■ JOB
Search the material below for the string "Rvdo" and list each line that holds it.

## Begin AVAILABLE RECORDS

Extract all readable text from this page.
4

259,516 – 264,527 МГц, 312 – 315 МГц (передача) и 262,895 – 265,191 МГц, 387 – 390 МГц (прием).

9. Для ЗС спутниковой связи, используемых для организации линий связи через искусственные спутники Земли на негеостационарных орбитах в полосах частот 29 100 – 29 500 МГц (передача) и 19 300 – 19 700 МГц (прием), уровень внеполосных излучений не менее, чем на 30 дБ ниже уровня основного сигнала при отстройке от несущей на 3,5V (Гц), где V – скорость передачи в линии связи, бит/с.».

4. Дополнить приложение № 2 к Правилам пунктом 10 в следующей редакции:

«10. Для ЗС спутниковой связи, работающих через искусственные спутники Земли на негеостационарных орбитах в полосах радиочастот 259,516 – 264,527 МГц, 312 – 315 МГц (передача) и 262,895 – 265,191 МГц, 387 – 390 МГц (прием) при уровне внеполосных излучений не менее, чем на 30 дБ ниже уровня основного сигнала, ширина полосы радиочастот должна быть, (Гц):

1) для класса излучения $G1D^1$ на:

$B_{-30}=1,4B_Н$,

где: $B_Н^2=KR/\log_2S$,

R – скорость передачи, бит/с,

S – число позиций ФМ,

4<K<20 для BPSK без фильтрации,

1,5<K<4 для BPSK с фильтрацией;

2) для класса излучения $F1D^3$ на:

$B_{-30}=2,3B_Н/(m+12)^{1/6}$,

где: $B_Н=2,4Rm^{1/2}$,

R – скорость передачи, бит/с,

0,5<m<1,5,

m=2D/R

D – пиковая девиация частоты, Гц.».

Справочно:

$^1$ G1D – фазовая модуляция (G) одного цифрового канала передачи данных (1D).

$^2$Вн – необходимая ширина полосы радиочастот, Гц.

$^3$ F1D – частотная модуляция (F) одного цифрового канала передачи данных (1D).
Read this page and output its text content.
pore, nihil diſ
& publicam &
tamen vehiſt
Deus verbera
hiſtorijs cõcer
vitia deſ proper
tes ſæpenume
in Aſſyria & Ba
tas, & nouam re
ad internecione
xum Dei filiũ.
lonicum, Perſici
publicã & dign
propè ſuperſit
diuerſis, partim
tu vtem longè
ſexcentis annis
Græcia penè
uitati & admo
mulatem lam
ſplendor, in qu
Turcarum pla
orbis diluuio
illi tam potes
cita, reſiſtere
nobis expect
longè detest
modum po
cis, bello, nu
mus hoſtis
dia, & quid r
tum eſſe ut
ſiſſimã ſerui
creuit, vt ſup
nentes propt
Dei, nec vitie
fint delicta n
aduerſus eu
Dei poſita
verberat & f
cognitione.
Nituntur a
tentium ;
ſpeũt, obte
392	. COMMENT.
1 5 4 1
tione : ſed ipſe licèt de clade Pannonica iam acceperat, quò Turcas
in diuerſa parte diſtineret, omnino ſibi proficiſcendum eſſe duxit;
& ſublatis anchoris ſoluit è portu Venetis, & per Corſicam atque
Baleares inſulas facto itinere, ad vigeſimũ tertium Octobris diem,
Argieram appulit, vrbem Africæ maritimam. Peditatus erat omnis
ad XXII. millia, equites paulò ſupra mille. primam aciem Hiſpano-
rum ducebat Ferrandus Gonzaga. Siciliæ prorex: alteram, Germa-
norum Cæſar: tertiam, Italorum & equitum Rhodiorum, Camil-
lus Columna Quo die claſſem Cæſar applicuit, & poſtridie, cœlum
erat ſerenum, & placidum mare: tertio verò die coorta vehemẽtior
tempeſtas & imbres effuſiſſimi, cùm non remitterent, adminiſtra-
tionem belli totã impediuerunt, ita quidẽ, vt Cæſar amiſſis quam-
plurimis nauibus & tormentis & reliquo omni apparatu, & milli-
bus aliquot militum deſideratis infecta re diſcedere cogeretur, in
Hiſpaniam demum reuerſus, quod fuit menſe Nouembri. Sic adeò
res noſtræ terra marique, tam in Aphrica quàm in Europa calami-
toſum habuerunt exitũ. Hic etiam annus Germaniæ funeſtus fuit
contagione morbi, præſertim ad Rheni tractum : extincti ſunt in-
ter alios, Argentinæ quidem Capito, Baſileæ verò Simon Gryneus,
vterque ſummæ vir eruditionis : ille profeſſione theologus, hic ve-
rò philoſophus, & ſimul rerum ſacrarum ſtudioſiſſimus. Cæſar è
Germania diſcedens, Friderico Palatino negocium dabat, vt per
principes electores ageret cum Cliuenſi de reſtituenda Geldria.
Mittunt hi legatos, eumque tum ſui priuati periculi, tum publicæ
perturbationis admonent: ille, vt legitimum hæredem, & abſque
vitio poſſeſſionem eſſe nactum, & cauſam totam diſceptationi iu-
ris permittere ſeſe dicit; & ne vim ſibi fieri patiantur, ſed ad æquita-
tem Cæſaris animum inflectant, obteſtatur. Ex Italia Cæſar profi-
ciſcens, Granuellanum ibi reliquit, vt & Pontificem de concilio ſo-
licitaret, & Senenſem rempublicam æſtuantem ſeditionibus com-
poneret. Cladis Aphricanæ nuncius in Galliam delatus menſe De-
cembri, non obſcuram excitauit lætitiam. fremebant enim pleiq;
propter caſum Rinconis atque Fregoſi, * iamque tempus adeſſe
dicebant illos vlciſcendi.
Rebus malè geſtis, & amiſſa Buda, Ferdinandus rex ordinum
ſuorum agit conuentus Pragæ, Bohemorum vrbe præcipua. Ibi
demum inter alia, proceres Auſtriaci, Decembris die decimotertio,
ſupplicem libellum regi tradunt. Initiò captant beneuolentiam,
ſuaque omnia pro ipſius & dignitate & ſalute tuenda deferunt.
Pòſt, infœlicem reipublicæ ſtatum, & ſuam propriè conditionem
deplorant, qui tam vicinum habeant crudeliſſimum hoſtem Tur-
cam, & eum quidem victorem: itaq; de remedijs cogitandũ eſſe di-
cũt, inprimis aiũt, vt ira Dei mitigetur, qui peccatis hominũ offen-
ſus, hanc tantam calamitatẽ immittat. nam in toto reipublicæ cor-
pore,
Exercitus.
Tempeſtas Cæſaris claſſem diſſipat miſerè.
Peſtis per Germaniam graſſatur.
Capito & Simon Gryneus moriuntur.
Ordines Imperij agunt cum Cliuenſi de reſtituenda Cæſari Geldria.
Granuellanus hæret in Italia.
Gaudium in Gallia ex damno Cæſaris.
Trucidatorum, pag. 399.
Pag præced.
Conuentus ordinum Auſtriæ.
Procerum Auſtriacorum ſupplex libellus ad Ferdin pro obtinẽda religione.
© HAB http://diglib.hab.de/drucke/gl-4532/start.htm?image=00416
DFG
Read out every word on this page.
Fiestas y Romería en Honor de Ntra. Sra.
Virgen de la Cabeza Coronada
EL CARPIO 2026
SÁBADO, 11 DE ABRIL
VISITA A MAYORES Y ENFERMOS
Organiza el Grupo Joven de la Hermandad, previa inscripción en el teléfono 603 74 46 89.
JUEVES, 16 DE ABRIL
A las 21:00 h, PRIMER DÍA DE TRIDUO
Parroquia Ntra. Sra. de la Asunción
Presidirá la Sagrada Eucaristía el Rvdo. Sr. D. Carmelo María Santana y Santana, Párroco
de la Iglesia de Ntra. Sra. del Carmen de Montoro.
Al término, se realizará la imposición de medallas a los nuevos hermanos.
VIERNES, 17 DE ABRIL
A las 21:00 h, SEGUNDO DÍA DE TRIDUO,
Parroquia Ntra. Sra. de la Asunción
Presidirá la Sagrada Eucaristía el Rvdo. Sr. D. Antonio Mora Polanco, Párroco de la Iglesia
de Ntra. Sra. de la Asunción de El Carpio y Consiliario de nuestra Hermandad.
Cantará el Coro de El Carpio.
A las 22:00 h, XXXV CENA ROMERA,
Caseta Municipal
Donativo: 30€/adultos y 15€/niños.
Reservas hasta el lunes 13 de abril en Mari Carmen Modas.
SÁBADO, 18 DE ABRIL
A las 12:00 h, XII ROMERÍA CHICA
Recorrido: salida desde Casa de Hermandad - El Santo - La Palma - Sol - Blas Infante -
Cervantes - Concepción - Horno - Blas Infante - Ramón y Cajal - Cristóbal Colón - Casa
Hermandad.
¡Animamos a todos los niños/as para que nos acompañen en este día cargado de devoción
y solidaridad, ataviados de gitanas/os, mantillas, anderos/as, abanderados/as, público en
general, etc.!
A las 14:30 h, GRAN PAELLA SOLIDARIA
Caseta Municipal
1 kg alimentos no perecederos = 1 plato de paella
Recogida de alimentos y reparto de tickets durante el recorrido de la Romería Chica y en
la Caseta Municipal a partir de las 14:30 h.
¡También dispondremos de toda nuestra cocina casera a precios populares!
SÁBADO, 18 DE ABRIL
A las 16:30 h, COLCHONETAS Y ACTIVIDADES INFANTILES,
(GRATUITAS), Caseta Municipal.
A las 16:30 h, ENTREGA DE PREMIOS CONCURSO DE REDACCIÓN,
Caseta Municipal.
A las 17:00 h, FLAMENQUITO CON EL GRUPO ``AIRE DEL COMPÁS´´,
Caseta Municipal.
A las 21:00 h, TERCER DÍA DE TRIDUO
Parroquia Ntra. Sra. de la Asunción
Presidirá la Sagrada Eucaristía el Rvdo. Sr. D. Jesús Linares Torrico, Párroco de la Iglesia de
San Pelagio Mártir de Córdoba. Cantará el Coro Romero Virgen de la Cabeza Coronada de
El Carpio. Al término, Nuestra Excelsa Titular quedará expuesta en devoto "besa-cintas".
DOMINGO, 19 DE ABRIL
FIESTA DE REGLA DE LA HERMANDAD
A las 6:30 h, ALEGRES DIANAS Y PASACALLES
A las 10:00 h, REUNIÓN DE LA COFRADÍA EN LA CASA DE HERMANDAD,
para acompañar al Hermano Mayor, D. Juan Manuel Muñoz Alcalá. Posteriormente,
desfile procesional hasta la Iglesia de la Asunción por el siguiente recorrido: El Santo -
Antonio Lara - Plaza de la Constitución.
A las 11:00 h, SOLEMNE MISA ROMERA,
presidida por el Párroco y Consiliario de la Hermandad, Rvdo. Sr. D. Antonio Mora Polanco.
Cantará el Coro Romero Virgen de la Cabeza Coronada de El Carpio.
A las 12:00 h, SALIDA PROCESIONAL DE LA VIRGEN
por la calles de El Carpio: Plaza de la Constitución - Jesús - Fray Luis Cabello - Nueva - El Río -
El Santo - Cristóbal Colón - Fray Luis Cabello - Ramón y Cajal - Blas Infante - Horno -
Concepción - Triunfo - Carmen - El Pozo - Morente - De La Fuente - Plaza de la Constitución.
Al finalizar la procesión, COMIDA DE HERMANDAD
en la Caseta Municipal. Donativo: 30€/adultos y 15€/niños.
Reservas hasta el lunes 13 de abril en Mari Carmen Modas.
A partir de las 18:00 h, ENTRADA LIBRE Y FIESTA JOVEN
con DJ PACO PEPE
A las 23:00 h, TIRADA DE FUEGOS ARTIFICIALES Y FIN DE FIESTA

## End AVAILABLE RECORDS

■ EXPECTED OUTPUT
Presidirá la Sagrada Eucaristía el Rvdo. Sr. D. Carmelo María Santana y Santana, Párroco
Presidirá la Sagrada Eucaristía el Rvdo. Sr. D. Antonio Mora Polanco, Párroco de la Iglesia
Presidirá la Sagrada Eucaristía el Rvdo. Sr. D. Jesús Linares Torrico, Párroco de la Iglesia de
presidida por el Párroco y Consiliario de la Hermandad, Rvdo. Sr. D. Antonio Mora Polanco.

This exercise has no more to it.